Give the data below again exactly as written, without its pictures.

Data lines —
════════════════════
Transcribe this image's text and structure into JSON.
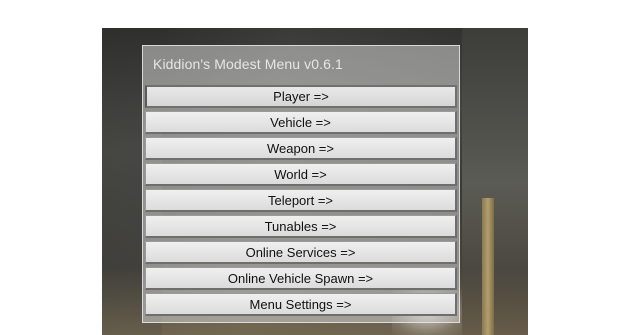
{
  "menu": {
    "title": "Kiddion's Modest Menu v0.6.1",
    "items": [
      {
        "label": "Player =>"
      },
      {
        "label": "Vehicle =>"
      },
      {
        "label": "Weapon =>"
      },
      {
        "label": "World =>"
      },
      {
        "label": "Teleport =>"
      },
      {
        "label": "Tunables =>"
      },
      {
        "label": "Online Services =>"
      },
      {
        "label": "Online Vehicle Spawn =>"
      },
      {
        "label": "Menu Settings =>"
      }
    ]
  },
  "colors": {
    "page_background": "#ffffff",
    "menu_title": "#e6e6e6",
    "item_text": "#111111",
    "item_face": "#e6e6e6"
  }
}
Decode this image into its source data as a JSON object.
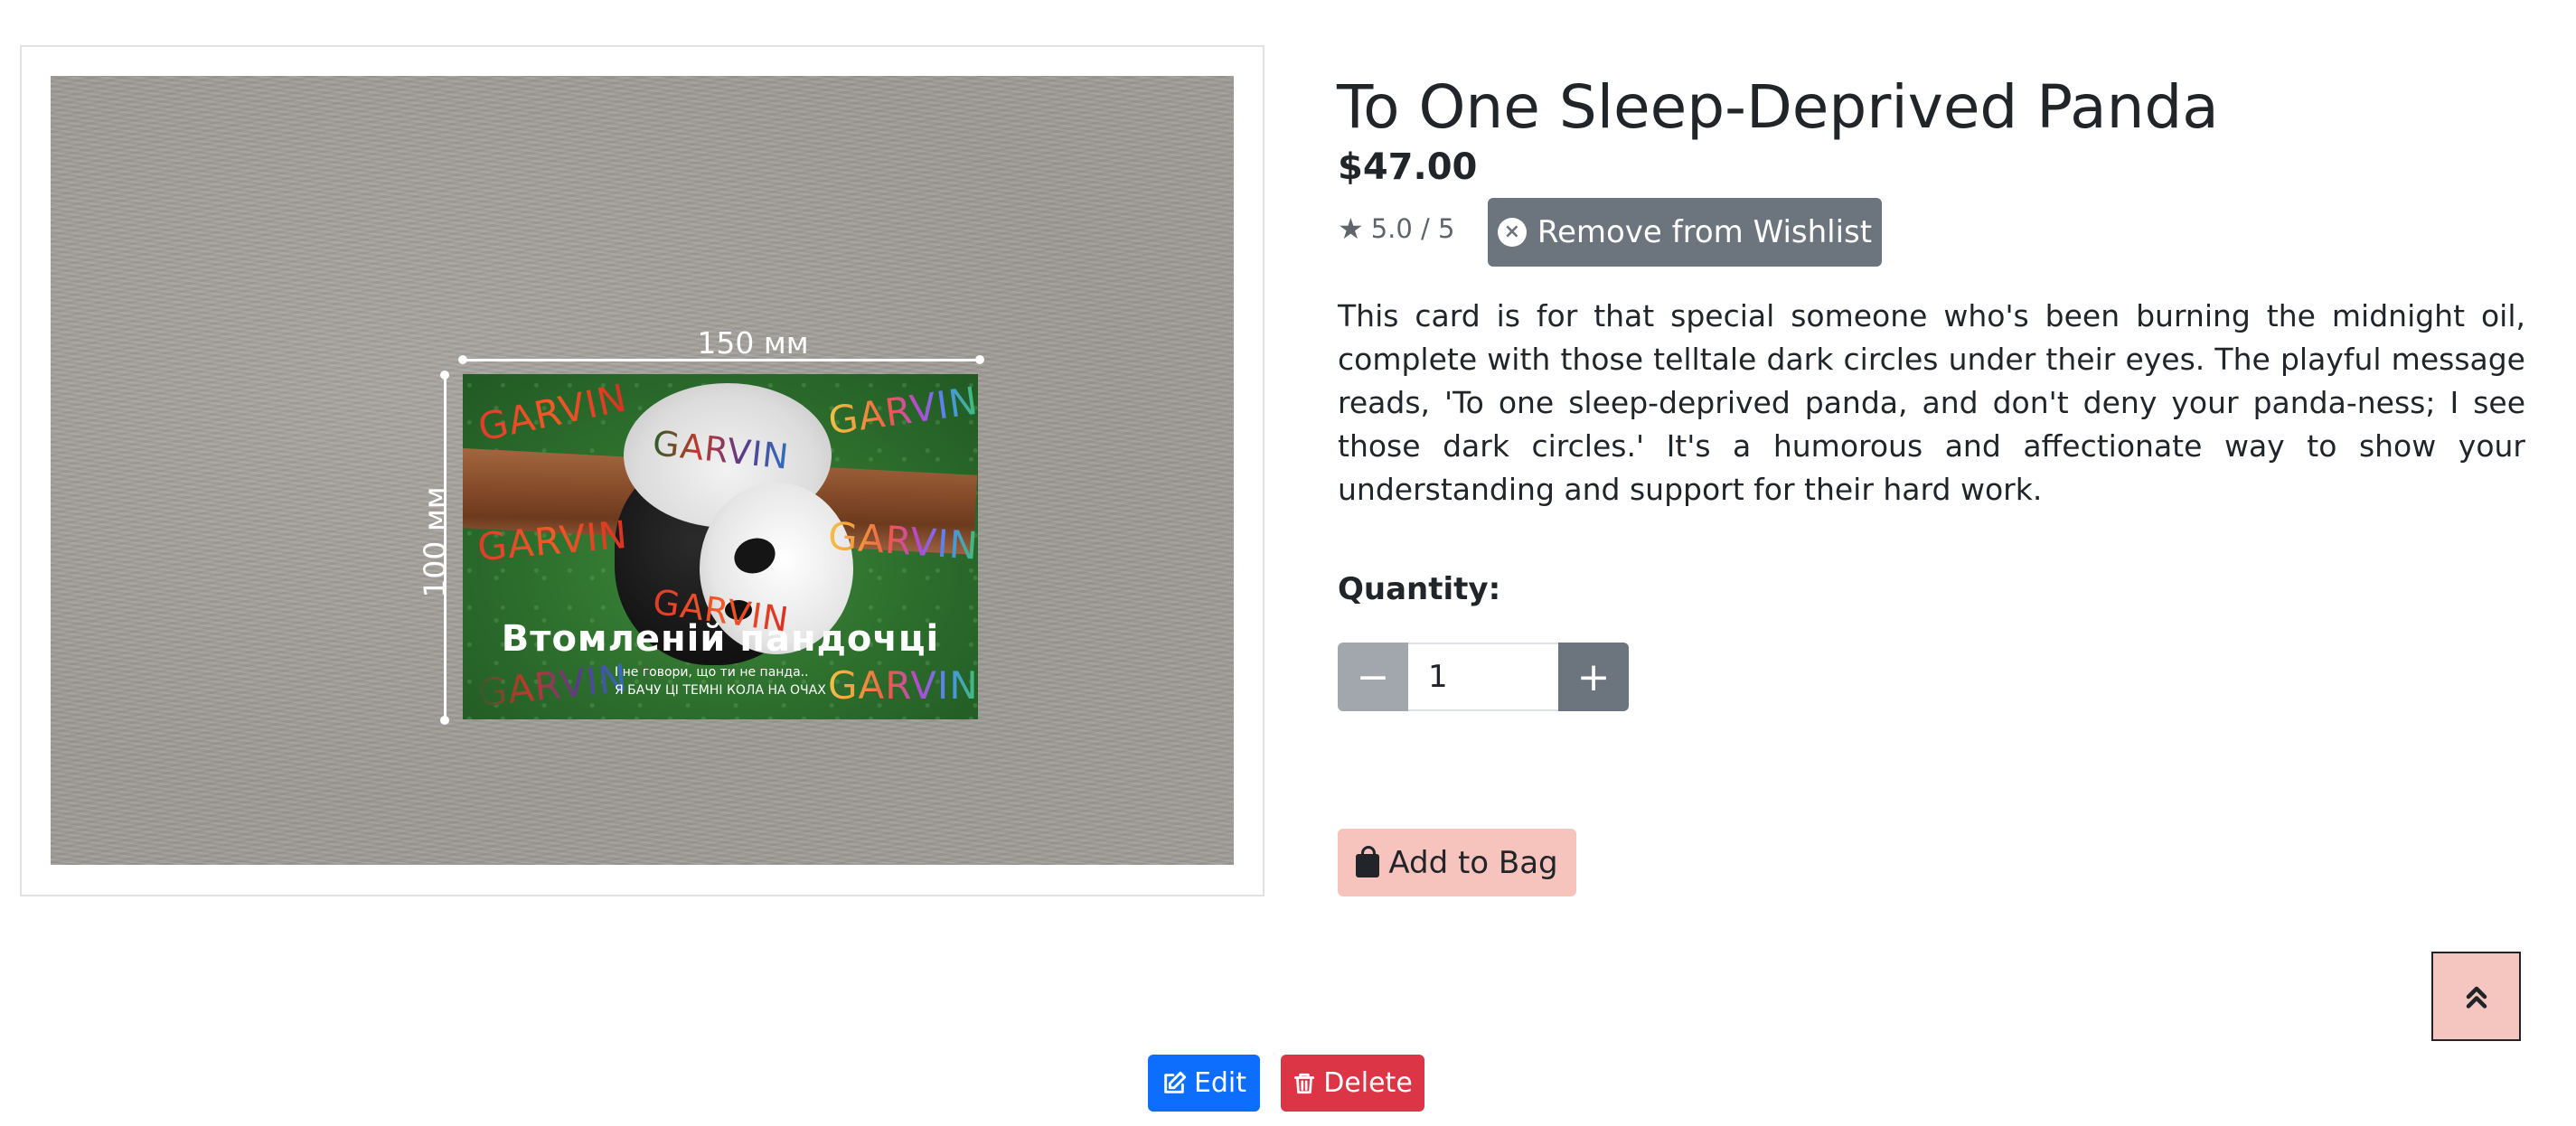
{
  "product": {
    "title": "To One Sleep-Deprived Panda",
    "price": "$47.00",
    "rating": "5.0 / 5",
    "description": "This card is for that special someone who's been burning the midnight oil, complete with those telltale dark circles under their eyes. The playful message reads, 'To one sleep-deprived panda, and don't deny your panda-ness; I see those dark circles.' It's a humorous and affectionate way to show your understanding and support for their hard work."
  },
  "image": {
    "width_label": "150 мм",
    "height_label": "100 мм",
    "card_brand": "GARVIN",
    "card_title": "Втомленій пандочці",
    "card_subtitle_line1": "І не говори, що ти не панда..",
    "card_subtitle_line2": "Я БАЧУ ЦІ ТЕМНІ КОЛА НА ОЧАХ"
  },
  "actions": {
    "wishlist_label": "Remove from Wishlist",
    "quantity_label": "Quantity:",
    "quantity_value": "1",
    "minus_symbol": "−",
    "plus_symbol": "+",
    "add_to_bag_label": "Add to Bag",
    "scroll_top_symbol": "⌃⌃"
  },
  "admin": {
    "edit_label": "Edit",
    "delete_label": "Delete"
  },
  "icons": {
    "star": "star-icon",
    "remove": "x-circle-icon",
    "bag": "bag-icon",
    "edit": "edit-icon",
    "delete": "trash-icon",
    "scroll_top": "chevrons-up-icon"
  },
  "colors": {
    "wishlist_button": "#6c757d",
    "add_to_bag_button": "#f6c4bd",
    "edit_button": "#0d6efd",
    "delete_button": "#dc3545",
    "scroll_top_button": "#f4c6bf"
  }
}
════════════════════
Finished exercise —
Transcribe this image's text and structure into JSON.
{
  "menu": {
    "title": "Kiddion's Modest Menu v0.6.1",
    "items": [
      {
        "label": "Player =>"
      },
      {
        "label": "Vehicle =>"
      },
      {
        "label": "Weapon =>"
      },
      {
        "label": "World =>"
      },
      {
        "label": "Teleport =>"
      },
      {
        "label": "Tunables =>"
      },
      {
        "label": "Online Services =>"
      },
      {
        "label": "Online Vehicle Spawn =>"
      },
      {
        "label": "Menu Settings =>"
      }
    ]
  },
  "colors": {
    "page_background": "#ffffff",
    "menu_title": "#e6e6e6",
    "item_text": "#111111",
    "item_face": "#e6e6e6"
  }
}
Decode this image into its source data as a JSON object.
{
  "product": {
    "title": "To One Sleep-Deprived Panda",
    "price": "$47.00",
    "rating": "5.0 / 5",
    "description": "This card is for that special someone who's been burning the midnight oil, complete with those telltale dark circles under their eyes. The playful message reads, 'To one sleep-deprived panda, and don't deny your panda-ness; I see those dark circles.' It's a humorous and affectionate way to show your understanding and support for their hard work."
  },
  "image": {
    "width_label": "150 мм",
    "height_label": "100 мм",
    "card_brand": "GARVIN",
    "card_title": "Втомленій пандочці",
    "card_subtitle_line1": "І не говори, що ти не панда..",
    "card_subtitle_line2": "Я БАЧУ ЦІ ТЕМНІ КОЛА НА ОЧАХ"
  },
  "actions": {
    "wishlist_label": "Remove from Wishlist",
    "quantity_label": "Quantity:",
    "quantity_value": "1",
    "minus_symbol": "−",
    "plus_symbol": "+",
    "add_to_bag_label": "Add to Bag",
    "scroll_top_symbol": "⌃⌃"
  },
  "admin": {
    "edit_label": "Edit",
    "delete_label": "Delete"
  },
  "icons": {
    "star": "star-icon",
    "remove": "x-circle-icon",
    "bag": "bag-icon",
    "edit": "edit-icon",
    "delete": "trash-icon",
    "scroll_top": "chevrons-up-icon"
  },
  "colors": {
    "wishlist_button": "#6c757d",
    "add_to_bag_button": "#f6c4bd",
    "edit_button": "#0d6efd",
    "delete_button": "#dc3545",
    "scroll_top_button": "#f4c6bf"
  }
}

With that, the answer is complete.